>>>

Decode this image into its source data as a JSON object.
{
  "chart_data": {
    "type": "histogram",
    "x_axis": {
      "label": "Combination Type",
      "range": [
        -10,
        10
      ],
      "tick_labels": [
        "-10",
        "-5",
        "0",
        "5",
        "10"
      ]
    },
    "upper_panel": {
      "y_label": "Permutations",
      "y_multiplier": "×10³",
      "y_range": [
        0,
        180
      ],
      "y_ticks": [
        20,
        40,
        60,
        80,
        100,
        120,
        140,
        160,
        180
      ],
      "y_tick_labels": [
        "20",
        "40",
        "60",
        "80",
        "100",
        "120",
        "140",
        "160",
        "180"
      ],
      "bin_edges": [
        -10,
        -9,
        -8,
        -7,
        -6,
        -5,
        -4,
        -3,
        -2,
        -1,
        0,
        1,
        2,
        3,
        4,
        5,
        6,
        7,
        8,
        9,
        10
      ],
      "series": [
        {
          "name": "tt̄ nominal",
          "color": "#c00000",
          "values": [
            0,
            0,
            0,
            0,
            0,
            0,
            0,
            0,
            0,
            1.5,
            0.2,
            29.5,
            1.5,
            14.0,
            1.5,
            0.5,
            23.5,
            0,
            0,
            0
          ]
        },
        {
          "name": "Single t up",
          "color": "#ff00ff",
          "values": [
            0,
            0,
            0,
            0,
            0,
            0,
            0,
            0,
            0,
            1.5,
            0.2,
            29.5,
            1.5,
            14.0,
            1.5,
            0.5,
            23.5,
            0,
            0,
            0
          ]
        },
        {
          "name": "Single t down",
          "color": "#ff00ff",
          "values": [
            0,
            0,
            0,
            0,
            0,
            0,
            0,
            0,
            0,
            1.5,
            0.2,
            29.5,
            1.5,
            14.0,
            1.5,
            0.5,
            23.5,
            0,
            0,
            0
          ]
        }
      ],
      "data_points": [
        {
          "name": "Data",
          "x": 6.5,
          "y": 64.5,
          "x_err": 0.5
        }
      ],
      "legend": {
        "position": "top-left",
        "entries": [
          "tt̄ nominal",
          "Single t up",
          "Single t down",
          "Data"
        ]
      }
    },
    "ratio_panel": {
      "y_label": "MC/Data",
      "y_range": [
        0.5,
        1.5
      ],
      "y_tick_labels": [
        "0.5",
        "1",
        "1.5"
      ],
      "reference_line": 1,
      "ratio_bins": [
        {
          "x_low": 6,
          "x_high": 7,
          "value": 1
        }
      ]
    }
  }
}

<<<

→ Task details: From the data above, extract every line in its exact form.

→ Solution to the exercise:
Decode this image into its source data as a JSON object.
{
  "chart_data": {
    "type": "histogram",
    "x_axis": {
      "label": "Combination Type",
      "range": [
        -10,
        10
      ],
      "tick_labels": [
        "-10",
        "-5",
        "0",
        "5",
        "10"
      ]
    },
    "upper_panel": {
      "y_label": "Permutations",
      "y_multiplier": "×10³",
      "y_range": [
        0,
        180
      ],
      "y_ticks": [
        20,
        40,
        60,
        80,
        100,
        120,
        140,
        160,
        180
      ],
      "y_tick_labels": [
        "20",
        "40",
        "60",
        "80",
        "100",
        "120",
        "140",
        "160",
        "180"
      ],
      "bin_edges": [
        -10,
        -9,
        -8,
        -7,
        -6,
        -5,
        -4,
        -3,
        -2,
        -1,
        0,
        1,
        2,
        3,
        4,
        5,
        6,
        7,
        8,
        9,
        10
      ],
      "series": [
        {
          "name": "tt̄ nominal",
          "color": "#c00000",
          "values": [
            0,
            0,
            0,
            0,
            0,
            0,
            0,
            0,
            0,
            1.5,
            0.2,
            29.5,
            1.5,
            14.0,
            1.5,
            0.5,
            23.5,
            0,
            0,
            0
          ]
        },
        {
          "name": "Single t up",
          "color": "#ff00ff",
          "values": [
            0,
            0,
            0,
            0,
            0,
            0,
            0,
            0,
            0,
            1.5,
            0.2,
            29.5,
            1.5,
            14.0,
            1.5,
            0.5,
            23.5,
            0,
            0,
            0
          ]
        },
        {
          "name": "Single t down",
          "color": "#ff00ff",
          "values": [
            0,
            0,
            0,
            0,
            0,
            0,
            0,
            0,
            0,
            1.5,
            0.2,
            29.5,
            1.5,
            14.0,
            1.5,
            0.5,
            23.5,
            0,
            0,
            0
          ]
        }
      ],
      "data_points": [
        {
          "name": "Data",
          "x": 6.5,
          "y": 64.5,
          "x_err": 0.5
        }
      ],
      "legend": {
        "position": "top-left",
        "entries": [
          "tt̄ nominal",
          "Single t up",
          "Single t down",
          "Data"
        ]
      }
    },
    "ratio_panel": {
      "y_label": "MC/Data",
      "y_range": [
        0.5,
        1.5
      ],
      "y_tick_labels": [
        "0.5",
        "1",
        "1.5"
      ],
      "reference_line": 1,
      "ratio_bins": [
        {
          "x_low": 6,
          "x_high": 7,
          "value": 1
        }
      ]
    }
  }
}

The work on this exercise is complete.